Directions for this task - Repeat exactly the lines that run from the one containing "What's the underlying" to the end of the data, and leave out all others.

(Figure data in JSON)
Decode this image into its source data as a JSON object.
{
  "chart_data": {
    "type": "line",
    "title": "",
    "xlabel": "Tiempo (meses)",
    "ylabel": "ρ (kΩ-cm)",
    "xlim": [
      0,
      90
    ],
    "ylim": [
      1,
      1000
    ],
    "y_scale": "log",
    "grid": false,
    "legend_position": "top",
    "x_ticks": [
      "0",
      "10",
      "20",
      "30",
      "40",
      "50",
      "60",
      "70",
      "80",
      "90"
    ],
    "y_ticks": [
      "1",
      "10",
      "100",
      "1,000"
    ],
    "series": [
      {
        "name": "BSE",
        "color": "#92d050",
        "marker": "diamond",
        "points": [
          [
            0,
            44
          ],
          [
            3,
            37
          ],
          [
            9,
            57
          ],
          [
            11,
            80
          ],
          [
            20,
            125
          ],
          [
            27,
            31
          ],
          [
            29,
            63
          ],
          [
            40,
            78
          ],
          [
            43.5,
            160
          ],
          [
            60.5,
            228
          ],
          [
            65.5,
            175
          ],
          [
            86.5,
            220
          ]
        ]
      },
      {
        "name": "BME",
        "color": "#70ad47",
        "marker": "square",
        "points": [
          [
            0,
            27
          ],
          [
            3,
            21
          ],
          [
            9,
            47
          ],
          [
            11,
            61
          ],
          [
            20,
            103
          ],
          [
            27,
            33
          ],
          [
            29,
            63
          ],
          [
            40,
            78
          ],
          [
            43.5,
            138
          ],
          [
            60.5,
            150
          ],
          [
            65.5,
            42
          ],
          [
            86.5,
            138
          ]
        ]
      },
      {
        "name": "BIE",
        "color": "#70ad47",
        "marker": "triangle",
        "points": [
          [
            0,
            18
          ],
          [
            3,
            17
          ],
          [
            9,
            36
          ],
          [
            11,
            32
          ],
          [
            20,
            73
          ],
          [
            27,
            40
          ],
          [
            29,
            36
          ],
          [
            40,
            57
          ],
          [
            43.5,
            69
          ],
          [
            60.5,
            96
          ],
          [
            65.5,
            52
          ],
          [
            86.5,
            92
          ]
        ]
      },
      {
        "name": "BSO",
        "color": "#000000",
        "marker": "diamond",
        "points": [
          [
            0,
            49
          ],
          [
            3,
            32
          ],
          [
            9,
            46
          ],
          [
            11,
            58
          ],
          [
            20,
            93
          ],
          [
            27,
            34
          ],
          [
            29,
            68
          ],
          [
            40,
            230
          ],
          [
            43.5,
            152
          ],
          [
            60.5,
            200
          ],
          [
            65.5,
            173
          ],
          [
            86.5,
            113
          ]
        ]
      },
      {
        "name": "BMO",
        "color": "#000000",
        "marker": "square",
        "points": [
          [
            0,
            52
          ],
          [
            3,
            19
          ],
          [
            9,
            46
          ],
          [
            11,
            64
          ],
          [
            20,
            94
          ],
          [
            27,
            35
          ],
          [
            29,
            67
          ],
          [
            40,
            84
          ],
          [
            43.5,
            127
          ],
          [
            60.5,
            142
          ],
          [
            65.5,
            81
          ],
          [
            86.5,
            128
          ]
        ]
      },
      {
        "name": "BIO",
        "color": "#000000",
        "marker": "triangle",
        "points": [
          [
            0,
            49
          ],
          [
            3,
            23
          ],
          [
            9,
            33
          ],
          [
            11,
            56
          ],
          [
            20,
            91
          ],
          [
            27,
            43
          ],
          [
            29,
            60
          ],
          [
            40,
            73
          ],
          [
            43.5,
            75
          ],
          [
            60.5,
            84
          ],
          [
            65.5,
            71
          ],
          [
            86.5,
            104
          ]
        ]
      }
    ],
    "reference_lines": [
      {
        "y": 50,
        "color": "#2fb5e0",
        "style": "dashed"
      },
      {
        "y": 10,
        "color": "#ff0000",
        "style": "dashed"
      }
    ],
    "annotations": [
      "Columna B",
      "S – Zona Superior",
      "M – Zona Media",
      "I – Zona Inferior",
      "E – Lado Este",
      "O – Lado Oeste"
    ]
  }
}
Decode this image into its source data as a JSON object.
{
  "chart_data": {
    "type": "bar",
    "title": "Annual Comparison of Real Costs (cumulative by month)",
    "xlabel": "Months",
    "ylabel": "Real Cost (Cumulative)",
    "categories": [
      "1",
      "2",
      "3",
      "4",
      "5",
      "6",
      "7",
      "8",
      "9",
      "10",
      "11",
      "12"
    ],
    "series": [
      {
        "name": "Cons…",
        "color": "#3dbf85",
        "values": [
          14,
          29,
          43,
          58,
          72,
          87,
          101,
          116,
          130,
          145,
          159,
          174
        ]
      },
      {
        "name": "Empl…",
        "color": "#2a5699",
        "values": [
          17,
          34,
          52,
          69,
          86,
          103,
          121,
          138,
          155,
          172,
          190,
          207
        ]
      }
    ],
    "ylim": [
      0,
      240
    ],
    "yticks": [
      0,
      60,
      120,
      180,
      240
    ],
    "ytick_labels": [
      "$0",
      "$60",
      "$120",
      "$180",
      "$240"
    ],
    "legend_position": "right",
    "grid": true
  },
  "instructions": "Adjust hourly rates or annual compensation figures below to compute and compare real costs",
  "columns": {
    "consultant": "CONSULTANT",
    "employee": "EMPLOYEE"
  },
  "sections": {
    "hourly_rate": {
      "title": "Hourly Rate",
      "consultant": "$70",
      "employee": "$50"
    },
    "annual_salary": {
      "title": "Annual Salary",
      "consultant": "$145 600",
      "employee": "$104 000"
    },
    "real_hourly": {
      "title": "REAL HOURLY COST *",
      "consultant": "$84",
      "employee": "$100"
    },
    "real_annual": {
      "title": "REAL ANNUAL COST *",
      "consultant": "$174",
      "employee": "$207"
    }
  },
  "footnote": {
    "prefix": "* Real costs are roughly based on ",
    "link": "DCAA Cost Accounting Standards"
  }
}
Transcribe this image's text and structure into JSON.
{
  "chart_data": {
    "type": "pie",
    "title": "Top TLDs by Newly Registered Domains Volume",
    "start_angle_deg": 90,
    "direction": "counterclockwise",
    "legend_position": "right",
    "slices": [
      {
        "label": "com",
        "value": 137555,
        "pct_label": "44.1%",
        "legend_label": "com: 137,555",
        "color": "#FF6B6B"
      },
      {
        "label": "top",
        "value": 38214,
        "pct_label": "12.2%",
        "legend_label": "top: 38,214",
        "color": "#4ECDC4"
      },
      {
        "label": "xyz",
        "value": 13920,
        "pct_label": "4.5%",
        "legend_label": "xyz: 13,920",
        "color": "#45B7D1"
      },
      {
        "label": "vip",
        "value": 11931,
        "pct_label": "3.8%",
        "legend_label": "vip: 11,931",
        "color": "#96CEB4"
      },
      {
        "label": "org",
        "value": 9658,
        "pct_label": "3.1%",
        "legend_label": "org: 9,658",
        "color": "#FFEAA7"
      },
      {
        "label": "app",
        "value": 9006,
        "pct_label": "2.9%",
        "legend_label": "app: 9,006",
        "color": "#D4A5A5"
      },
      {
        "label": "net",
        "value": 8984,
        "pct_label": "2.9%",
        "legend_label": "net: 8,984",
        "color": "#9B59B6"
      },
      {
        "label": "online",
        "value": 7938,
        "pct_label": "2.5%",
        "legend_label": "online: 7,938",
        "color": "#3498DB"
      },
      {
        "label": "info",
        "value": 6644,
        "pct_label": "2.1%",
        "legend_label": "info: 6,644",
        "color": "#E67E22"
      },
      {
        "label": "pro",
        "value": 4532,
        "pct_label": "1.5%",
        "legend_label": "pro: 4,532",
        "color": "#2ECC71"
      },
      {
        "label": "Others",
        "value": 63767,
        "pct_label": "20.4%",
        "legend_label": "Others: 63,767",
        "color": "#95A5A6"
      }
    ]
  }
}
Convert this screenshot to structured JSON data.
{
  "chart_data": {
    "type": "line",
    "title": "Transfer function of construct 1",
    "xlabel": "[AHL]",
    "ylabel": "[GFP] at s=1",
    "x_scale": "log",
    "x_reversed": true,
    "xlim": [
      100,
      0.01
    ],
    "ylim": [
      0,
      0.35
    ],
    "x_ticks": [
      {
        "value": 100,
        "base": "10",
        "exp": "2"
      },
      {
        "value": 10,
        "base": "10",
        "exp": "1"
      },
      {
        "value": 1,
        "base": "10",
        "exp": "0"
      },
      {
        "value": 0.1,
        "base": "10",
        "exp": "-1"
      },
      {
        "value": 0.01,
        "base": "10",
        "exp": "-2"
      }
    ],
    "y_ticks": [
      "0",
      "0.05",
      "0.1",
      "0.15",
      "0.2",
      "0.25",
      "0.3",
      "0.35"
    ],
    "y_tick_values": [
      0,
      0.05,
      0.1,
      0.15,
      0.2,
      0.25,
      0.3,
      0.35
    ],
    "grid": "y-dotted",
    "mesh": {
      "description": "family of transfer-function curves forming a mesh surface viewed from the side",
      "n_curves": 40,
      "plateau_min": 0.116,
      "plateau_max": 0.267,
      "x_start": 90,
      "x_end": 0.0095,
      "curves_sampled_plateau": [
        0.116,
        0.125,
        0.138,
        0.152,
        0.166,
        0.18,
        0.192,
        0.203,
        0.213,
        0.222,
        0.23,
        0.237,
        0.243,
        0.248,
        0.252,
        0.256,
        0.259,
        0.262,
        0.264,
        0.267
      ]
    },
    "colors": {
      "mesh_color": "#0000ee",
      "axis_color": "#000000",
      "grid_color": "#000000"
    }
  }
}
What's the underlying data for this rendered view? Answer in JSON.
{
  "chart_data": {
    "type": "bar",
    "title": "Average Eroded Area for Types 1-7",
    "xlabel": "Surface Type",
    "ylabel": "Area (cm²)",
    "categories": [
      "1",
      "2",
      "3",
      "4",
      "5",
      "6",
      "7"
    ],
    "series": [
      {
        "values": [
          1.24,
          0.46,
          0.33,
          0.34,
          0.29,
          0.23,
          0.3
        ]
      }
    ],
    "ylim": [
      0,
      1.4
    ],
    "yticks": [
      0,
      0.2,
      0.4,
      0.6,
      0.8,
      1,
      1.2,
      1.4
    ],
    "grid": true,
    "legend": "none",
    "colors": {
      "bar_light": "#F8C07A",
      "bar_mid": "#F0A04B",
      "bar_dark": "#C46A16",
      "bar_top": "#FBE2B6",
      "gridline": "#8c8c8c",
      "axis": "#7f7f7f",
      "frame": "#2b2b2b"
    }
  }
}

Task output -
What's the underlying data for this rendered view? Answer in JSON.
{
  "chart_data": {
    "type": "bar",
    "title": "Average Eroded Area for Types 1-7",
    "xlabel": "Surface Type",
    "ylabel": "Area (cm²)",
    "categories": [
      "1",
      "2",
      "3",
      "4",
      "5",
      "6",
      "7"
    ],
    "series": [
      {
        "values": [
          1.24,
          0.46,
          0.33,
          0.34,
          0.29,
          0.23,
          0.3
        ]
      }
    ],
    "ylim": [
      0,
      1.4
    ],
    "yticks": [
      0,
      0.2,
      0.4,
      0.6,
      0.8,
      1,
      1.2,
      1.4
    ],
    "grid": true,
    "legend": "none",
    "colors": {
      "bar_light": "#F8C07A",
      "bar_mid": "#F0A04B",
      "bar_dark": "#C46A16",
      "bar_top": "#FBE2B6",
      "gridline": "#8c8c8c",
      "axis": "#7f7f7f",
      "frame": "#2b2b2b"
    }
  }
}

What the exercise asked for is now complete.